The spin of the more massive component has a larger effect on the GW and is, therefore, systematically better constrained, as seen in Figure \ref{fig:spinPDFcred}. For both spins, however, the posterior shows slow spins to be only slightly more probable than high spins for most sources. The mean (median) \(50\%\) upper limits on \(\chi_1\) and \(\chi_2\) are \(0.319\) (\(0.302\)) and \(0.424\) (\(0.419\)), respectively; the \(90\%\) upper limits are \(0.707\) (\(0.699\)) and \(0.855\) (\(0.859\)).

\label{fig:spinPDFcred} Distribution of one-dimensional marginalized posterior probability density functions (PDFs) of spin magnitudes of the more and less massive components (\(\chi_1\) and \(\chi_2\), respectively) for all \(250\) simulated sources. Shaded regions show the \(90\%\) credible boundaries for the spin distributions of the population, and the solid lines show the average of each PDF. The posteriors have consistent morphology and span the majority of the prior range. The spin of the most massive component is typically slightly more constrained toward low values, but even a maximal spin of \(\chi_1 = 1\) is never ruled out with \(100\%\) certainty.

Prior Constraints on Spin


Because spin is largely degenerate with mass ratio, and spin is expected to be small for BNS sources, it is interesting to ask how the mass constraints are affected by making stronger prior assumptions about the spin of NSs. First, we make the extreme assumption that NSs have negligible spin, as was done in Singer et al. (2014) and Berry et al. (2015). Figure \ref{fig:mass_std} compares the distribution of (fractional) uncertainties in chirp-mass, mass-ratio and total-mass estimates for the spinning and non-spinning analyses. The average fractional uncertainties from the non-spinning analysis are a factor of \(\sim3\)\(4\) smaller than the uncertainties from a spinning analysis in the case of \(\mathcal{M}_\mathrm{c}\) and \(q\), and about an order of magnitude smaller for the total mass.
# # #
### Brief A:
Rewrite the passage on neutron star spin between "Because spin is" and "the total mass.", inclusive, using "zero" wherever "negligible" appears.
### Brief B:
Carry on the passage about neutron star spin and mass estimates from its last sentence.

### Recorded information:
# # #
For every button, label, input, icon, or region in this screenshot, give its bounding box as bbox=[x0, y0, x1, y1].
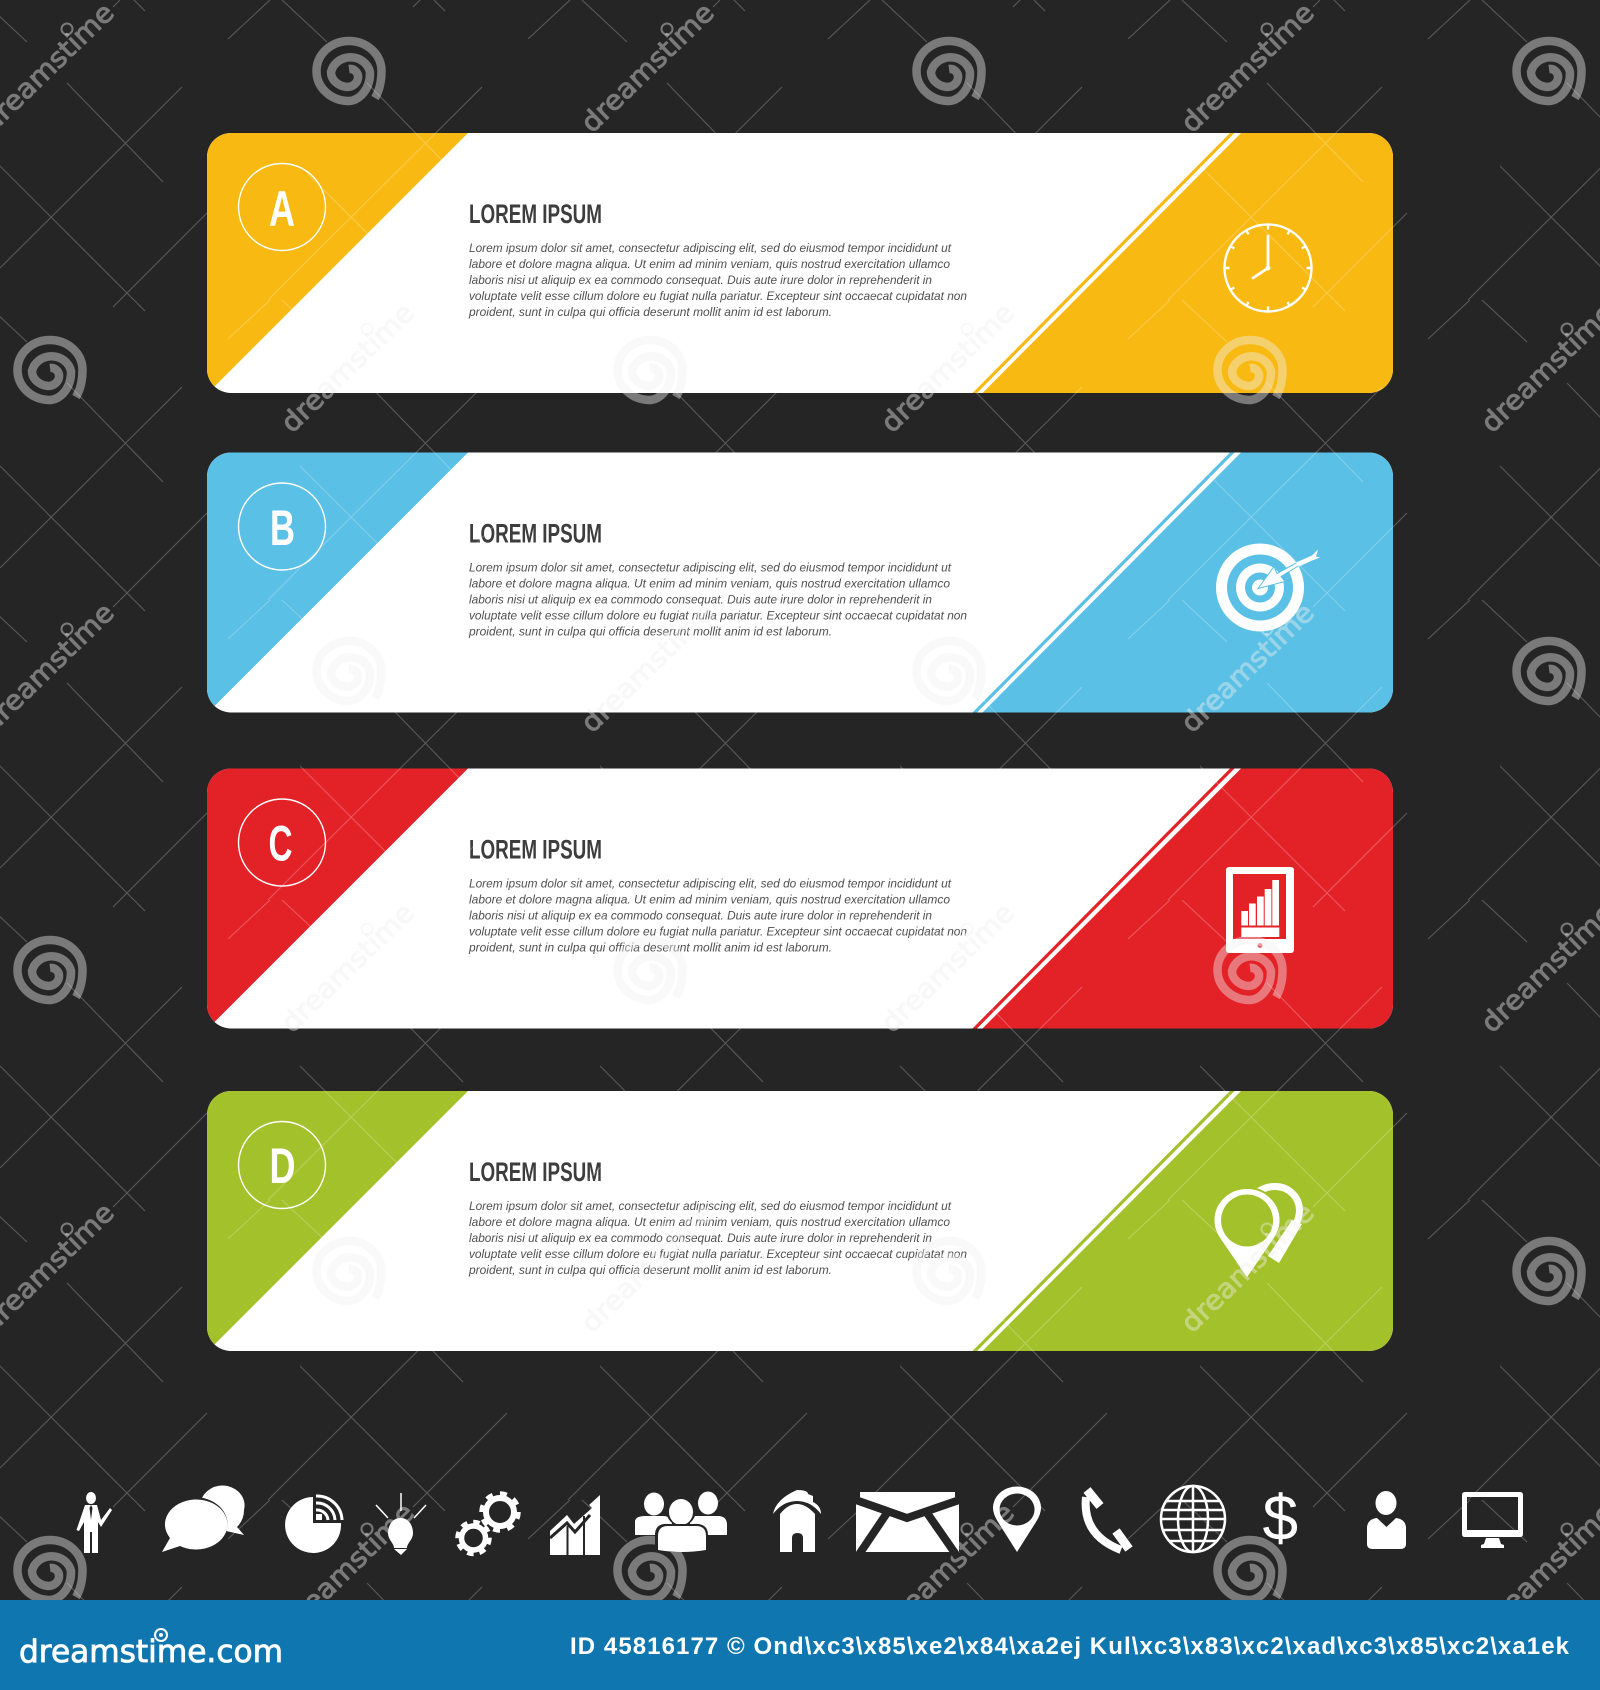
# # #
### Exercise output A:
Because spin is largely degenerate with mass ratio, and spin is expected to be small for BNS sources, it is interesting to ask how the mass constraints are affected by making stronger prior assumptions about the spin of NSs. First, we make the extreme assumption that NSs have zero spin, as was done in Singer et al. (2014) and Berry et al. (2015). Figure \ref{fig:mass_std} compares the distribution of (fractional) uncertainties in chirp-mass, mass-ratio and total-mass estimates for the spinning and non-spinning analyses. The average fractional uncertainties from the non-spinning analysis are a factor of \(\sim3\)\(4\) smaller than the uncertainties from a spinning analysis in the case of \(\mathcal{M}_\mathrm{c}\) and \(q\), and about an order of magnitude smaller for the total mass.

### Exercise output B:
\label{fig:mass_std} Fractional uncertainty in chirp mass \(\mathcal{M}_\mathrm{c}\), mass ratio \(q\) and total mass \(M\) estimates from the non-spinning and spinning analyses. The mean fractional uncertainties from the non-spinning analysis are \(0.0185\%\), \(8.93\%\) and \(0.542\%\) for chirp mass, mass ratio and total mass, respectively. These are a factor of a few smaller than found from a spinning analysis (\(0.0676\%\), \(28.7\%\) and \(6.15\%\) for chirp mass, mass ratio and total mass, respectively).

Figure \ref{fig:comp_masses} compares cartoon \(90\%\) credible regions in component-mass space of five chosen simulated signals (cf. Hannam et al., 2013; Chatziioannou et al., 2015). As a consequence of the difficulty of estimating the narrow and nonlinearly correlated credible regions in \(m_1\)\(m_2\) space, we illustrate the credible regions in \(m_1\)\(m_2\) space as the projection of a rectangular region in \(\mathcal{M}_\mathrm{c}\)\(q\) space. To define the rectangular region we use \(90\%\) credible intervals of the one-dimensional posterior PDFs of \(\mathcal{M}_\mathrm{c}\) and \(q\); for \(\mathcal{M}_\mathrm{c}\) we use the central \(90\%\) credible interval (\(5\)th to \(95\)th percentile), and for \(q\), the upper \(90\%\) credible interval (\(10\)th to \(100\)th percentile). These differing credible intervals were chosen to better summarize the one-dimensional posterior PDFs, which are typically normal for \(\mathcal{M}_\mathrm{c}\) and skewed toward high values for \(q\) (see figure \ref{fig:mass_pdfs}).

\label{fig:comp_masses} Approximate \(90\%\) credible regions for the component-mass estimates of five selected simulations from the spinning analysis; each region is the projection of a rectangular region of chirp-mass–mass-ratio space, bounded by the central \(90\%\) credible interval in chirp-mass and upper \(90\%\) credible interval in mass-ratio. Circles indicate the true masses of each simulation, and bars indicate the lower bounds of the upper \(90\%\) credible intervals (i.e., the \(10\)th percentiles) on mass ratio for increasingly strict prior assumptions on the maximum spin of NSs.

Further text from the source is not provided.